* **What this task involves**
Set down the material below word for word, excluding the pictures.

* **Entries provided**
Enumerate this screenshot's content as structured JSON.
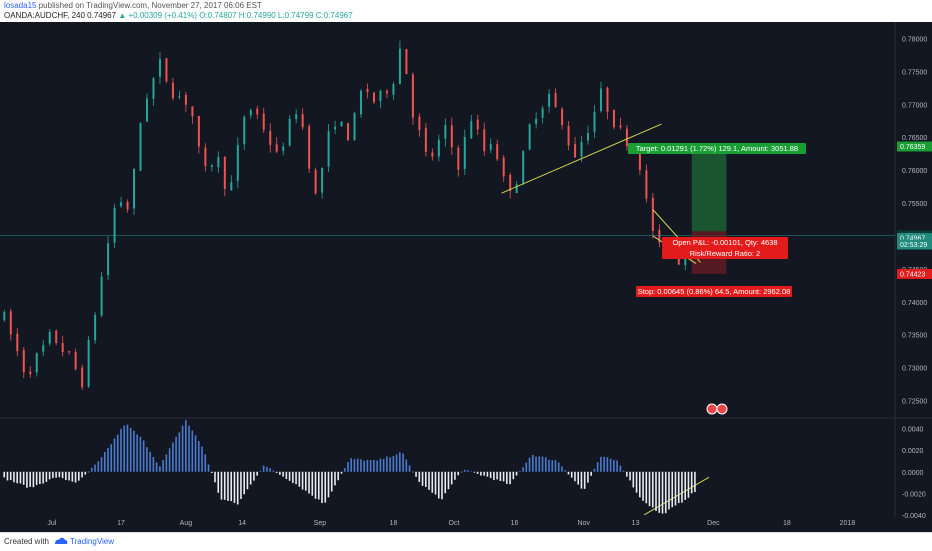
{
  "header": {
    "user": "losada15",
    "published": "published on TradingView.com, November 27, 2017 06:06 EST",
    "symbol_line": "OANDA:AUDCHF, 240",
    "price": "0.74967",
    "change": "+0.00309 (+0.41%)",
    "ohlc": "O:0.74807 H:0.74990 L:0.74799 C:0.74967"
  },
  "footer": {
    "created_with": "Created with",
    "brand": "TradingView"
  },
  "colors": {
    "background": "#131722",
    "up": "#26a69a",
    "down": "#ef5350",
    "hist_pos": "#4a7bd1",
    "hist_neg": "#e9edf2",
    "trendline": "#d4d44e",
    "target_zone": "#1e6b36",
    "stop_zone": "#6b1c24",
    "target_label": "#199e33",
    "stop_label": "#e31b1b"
  },
  "chart_data": [
    {
      "type": "candlestick",
      "price_axis": {
        "ticks": [
          "0.78000",
          "0.77500",
          "0.77000",
          "0.76500",
          "0.76000",
          "0.75500",
          "0.75000",
          "0.74500",
          "0.74000",
          "0.73500",
          "0.73000",
          "0.72500"
        ],
        "ylim": [
          0.7225,
          0.7825
        ]
      },
      "time_axis": {
        "ticks": [
          "Jul",
          "17",
          "Aug",
          "14",
          "Sep",
          "18",
          "Oct",
          "16",
          "Nov",
          "13",
          "Dec",
          "18",
          "2018"
        ]
      },
      "price_labels": {
        "target": "0.76359",
        "close_1": "0.75008",
        "close_2": "0.74967",
        "countdown": "02:53:29",
        "stop": "0.74423"
      },
      "position": {
        "target_text": "Target: 0.01291 (1.72%) 129.1, Amount: 3051.88",
        "open_pl_text": "Open P&L: -0.00101, Qty: 4638",
        "rr_text": "Risk/Reward Ratio: 2",
        "stop_text": "Stop: 0.00645 (0.86%) 64.5, Amount: 2962.08",
        "entry": 0.7507,
        "target": 0.76359,
        "stop": 0.74423
      },
      "price_path": [
        [
          "2017-06-20",
          0.7375
        ],
        [
          "2017-06-25",
          0.729
        ],
        [
          "2017-07-01",
          0.735
        ],
        [
          "2017-07-05",
          0.7315
        ],
        [
          "2017-07-08",
          0.728
        ],
        [
          "2017-07-12",
          0.742
        ],
        [
          "2017-07-16",
          0.756
        ],
        [
          "2017-07-19",
          0.754
        ],
        [
          "2017-07-22",
          0.77
        ],
        [
          "2017-07-26",
          0.776
        ],
        [
          "2017-07-29",
          0.772
        ],
        [
          "2017-08-02",
          0.77
        ],
        [
          "2017-08-05",
          0.759
        ],
        [
          "2017-08-08",
          0.7625
        ],
        [
          "2017-08-11",
          0.756
        ],
        [
          "2017-08-15",
          0.77
        ],
        [
          "2017-08-18",
          0.768
        ],
        [
          "2017-08-22",
          0.762
        ],
        [
          "2017-08-27",
          0.77
        ],
        [
          "2017-08-31",
          0.756
        ],
        [
          "2017-09-04",
          0.768
        ],
        [
          "2017-09-08",
          0.765
        ],
        [
          "2017-09-11",
          0.773
        ],
        [
          "2017-09-14",
          0.77
        ],
        [
          "2017-09-18",
          0.774
        ],
        [
          "2017-09-20",
          0.78
        ],
        [
          "2017-09-22",
          0.77
        ],
        [
          "2017-09-26",
          0.761
        ],
        [
          "2017-09-30",
          0.766
        ],
        [
          "2017-10-03",
          0.761
        ],
        [
          "2017-10-06",
          0.768
        ],
        [
          "2017-10-09",
          0.763
        ],
        [
          "2017-10-11",
          0.765
        ],
        [
          "2017-10-14",
          0.757
        ],
        [
          "2017-10-17",
          0.759
        ],
        [
          "2017-10-20",
          0.768
        ],
        [
          "2017-10-24",
          0.7715
        ],
        [
          "2017-10-28",
          0.765
        ],
        [
          "2017-10-30",
          0.7625
        ],
        [
          "2017-11-02",
          0.7665
        ],
        [
          "2017-11-05",
          0.7715
        ],
        [
          "2017-11-07",
          0.769
        ],
        [
          "2017-11-09",
          0.766
        ],
        [
          "2017-11-12",
          0.764
        ],
        [
          "2017-11-14",
          0.761
        ],
        [
          "2017-11-16",
          0.753
        ],
        [
          "2017-11-19",
          0.747
        ],
        [
          "2017-11-21",
          0.75
        ],
        [
          "2017-11-23",
          0.7465
        ],
        [
          "2017-11-25",
          0.748
        ],
        [
          "2017-11-27",
          0.7497
        ]
      ],
      "indicator": {
        "type": "histogram",
        "ticks": [
          "0.0040",
          "0.0020",
          "0.0000",
          "-0.0020",
          "-0.0040"
        ],
        "ylim": [
          -0.0042,
          0.0049
        ],
        "path": [
          [
            "2017-06-20",
            -0.0006
          ],
          [
            "2017-06-26",
            -0.0015
          ],
          [
            "2017-07-02",
            -0.0005
          ],
          [
            "2017-07-07",
            -0.001
          ],
          [
            "2017-07-12",
            0.001
          ],
          [
            "2017-07-18",
            0.0045
          ],
          [
            "2017-07-22",
            0.003
          ],
          [
            "2017-07-26",
            0.0005
          ],
          [
            "2017-08-01",
            0.0048
          ],
          [
            "2017-08-05",
            0.0022
          ],
          [
            "2017-08-09",
            -0.0025
          ],
          [
            "2017-08-13",
            -0.003
          ],
          [
            "2017-08-19",
            0.0006
          ],
          [
            "2017-08-26",
            -0.001
          ],
          [
            "2017-09-02",
            -0.003
          ],
          [
            "2017-09-08",
            0.0012
          ],
          [
            "2017-09-14",
            0.001
          ],
          [
            "2017-09-20",
            0.0018
          ],
          [
            "2017-09-24",
            -0.001
          ],
          [
            "2017-09-29",
            -0.0026
          ],
          [
            "2017-10-04",
            0.0002
          ],
          [
            "2017-10-10",
            -0.0005
          ],
          [
            "2017-10-15",
            -0.0012
          ],
          [
            "2017-10-20",
            0.0016
          ],
          [
            "2017-10-26",
            0.001
          ],
          [
            "2017-11-01",
            -0.0018
          ],
          [
            "2017-11-05",
            0.0014
          ],
          [
            "2017-11-09",
            0.001
          ],
          [
            "2017-11-14",
            -0.0024
          ],
          [
            "2017-11-19",
            -0.004
          ],
          [
            "2017-11-23",
            -0.003
          ],
          [
            "2017-11-27",
            -0.0018
          ]
        ]
      }
    }
  ]
}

* **Answer in full**
Enumerate this screenshot's content as structured JSON.
{
  "header": {
    "user": "losada15",
    "published": "published on TradingView.com, November 27, 2017 06:06 EST",
    "symbol_line": "OANDA:AUDCHF, 240",
    "price": "0.74967",
    "change": "+0.00309 (+0.41%)",
    "ohlc": "O:0.74807 H:0.74990 L:0.74799 C:0.74967"
  },
  "footer": {
    "created_with": "Created with",
    "brand": "TradingView"
  },
  "colors": {
    "background": "#131722",
    "up": "#26a69a",
    "down": "#ef5350",
    "hist_pos": "#4a7bd1",
    "hist_neg": "#e9edf2",
    "trendline": "#d4d44e",
    "target_zone": "#1e6b36",
    "stop_zone": "#6b1c24",
    "target_label": "#199e33",
    "stop_label": "#e31b1b"
  },
  "chart_data": [
    {
      "type": "candlestick",
      "price_axis": {
        "ticks": [
          "0.78000",
          "0.77500",
          "0.77000",
          "0.76500",
          "0.76000",
          "0.75500",
          "0.75000",
          "0.74500",
          "0.74000",
          "0.73500",
          "0.73000",
          "0.72500"
        ],
        "ylim": [
          0.7225,
          0.7825
        ]
      },
      "time_axis": {
        "ticks": [
          "Jul",
          "17",
          "Aug",
          "14",
          "Sep",
          "18",
          "Oct",
          "16",
          "Nov",
          "13",
          "Dec",
          "18",
          "2018"
        ]
      },
      "price_labels": {
        "target": "0.76359",
        "close_1": "0.75008",
        "close_2": "0.74967",
        "countdown": "02:53:29",
        "stop": "0.74423"
      },
      "position": {
        "target_text": "Target: 0.01291 (1.72%) 129.1, Amount: 3051.88",
        "open_pl_text": "Open P&L: -0.00101, Qty: 4638",
        "rr_text": "Risk/Reward Ratio: 2",
        "stop_text": "Stop: 0.00645 (0.86%) 64.5, Amount: 2962.08",
        "entry": 0.7507,
        "target": 0.76359,
        "stop": 0.74423
      },
      "price_path": [
        [
          "2017-06-20",
          0.7375
        ],
        [
          "2017-06-25",
          0.729
        ],
        [
          "2017-07-01",
          0.735
        ],
        [
          "2017-07-05",
          0.7315
        ],
        [
          "2017-07-08",
          0.728
        ],
        [
          "2017-07-12",
          0.742
        ],
        [
          "2017-07-16",
          0.756
        ],
        [
          "2017-07-19",
          0.754
        ],
        [
          "2017-07-22",
          0.77
        ],
        [
          "2017-07-26",
          0.776
        ],
        [
          "2017-07-29",
          0.772
        ],
        [
          "2017-08-02",
          0.77
        ],
        [
          "2017-08-05",
          0.759
        ],
        [
          "2017-08-08",
          0.7625
        ],
        [
          "2017-08-11",
          0.756
        ],
        [
          "2017-08-15",
          0.77
        ],
        [
          "2017-08-18",
          0.768
        ],
        [
          "2017-08-22",
          0.762
        ],
        [
          "2017-08-27",
          0.77
        ],
        [
          "2017-08-31",
          0.756
        ],
        [
          "2017-09-04",
          0.768
        ],
        [
          "2017-09-08",
          0.765
        ],
        [
          "2017-09-11",
          0.773
        ],
        [
          "2017-09-14",
          0.77
        ],
        [
          "2017-09-18",
          0.774
        ],
        [
          "2017-09-20",
          0.78
        ],
        [
          "2017-09-22",
          0.77
        ],
        [
          "2017-09-26",
          0.761
        ],
        [
          "2017-09-30",
          0.766
        ],
        [
          "2017-10-03",
          0.761
        ],
        [
          "2017-10-06",
          0.768
        ],
        [
          "2017-10-09",
          0.763
        ],
        [
          "2017-10-11",
          0.765
        ],
        [
          "2017-10-14",
          0.757
        ],
        [
          "2017-10-17",
          0.759
        ],
        [
          "2017-10-20",
          0.768
        ],
        [
          "2017-10-24",
          0.7715
        ],
        [
          "2017-10-28",
          0.765
        ],
        [
          "2017-10-30",
          0.7625
        ],
        [
          "2017-11-02",
          0.7665
        ],
        [
          "2017-11-05",
          0.7715
        ],
        [
          "2017-11-07",
          0.769
        ],
        [
          "2017-11-09",
          0.766
        ],
        [
          "2017-11-12",
          0.764
        ],
        [
          "2017-11-14",
          0.761
        ],
        [
          "2017-11-16",
          0.753
        ],
        [
          "2017-11-19",
          0.747
        ],
        [
          "2017-11-21",
          0.75
        ],
        [
          "2017-11-23",
          0.7465
        ],
        [
          "2017-11-25",
          0.748
        ],
        [
          "2017-11-27",
          0.7497
        ]
      ],
      "indicator": {
        "type": "histogram",
        "ticks": [
          "0.0040",
          "0.0020",
          "0.0000",
          "-0.0020",
          "-0.0040"
        ],
        "ylim": [
          -0.0042,
          0.0049
        ],
        "path": [
          [
            "2017-06-20",
            -0.0006
          ],
          [
            "2017-06-26",
            -0.0015
          ],
          [
            "2017-07-02",
            -0.0005
          ],
          [
            "2017-07-07",
            -0.001
          ],
          [
            "2017-07-12",
            0.001
          ],
          [
            "2017-07-18",
            0.0045
          ],
          [
            "2017-07-22",
            0.003
          ],
          [
            "2017-07-26",
            0.0005
          ],
          [
            "2017-08-01",
            0.0048
          ],
          [
            "2017-08-05",
            0.0022
          ],
          [
            "2017-08-09",
            -0.0025
          ],
          [
            "2017-08-13",
            -0.003
          ],
          [
            "2017-08-19",
            0.0006
          ],
          [
            "2017-08-26",
            -0.001
          ],
          [
            "2017-09-02",
            -0.003
          ],
          [
            "2017-09-08",
            0.0012
          ],
          [
            "2017-09-14",
            0.001
          ],
          [
            "2017-09-20",
            0.0018
          ],
          [
            "2017-09-24",
            -0.001
          ],
          [
            "2017-09-29",
            -0.0026
          ],
          [
            "2017-10-04",
            0.0002
          ],
          [
            "2017-10-10",
            -0.0005
          ],
          [
            "2017-10-15",
            -0.0012
          ],
          [
            "2017-10-20",
            0.0016
          ],
          [
            "2017-10-26",
            0.001
          ],
          [
            "2017-11-01",
            -0.0018
          ],
          [
            "2017-11-05",
            0.0014
          ],
          [
            "2017-11-09",
            0.001
          ],
          [
            "2017-11-14",
            -0.0024
          ],
          [
            "2017-11-19",
            -0.004
          ],
          [
            "2017-11-23",
            -0.003
          ],
          [
            "2017-11-27",
            -0.0018
          ]
        ]
      }
    }
  ]
}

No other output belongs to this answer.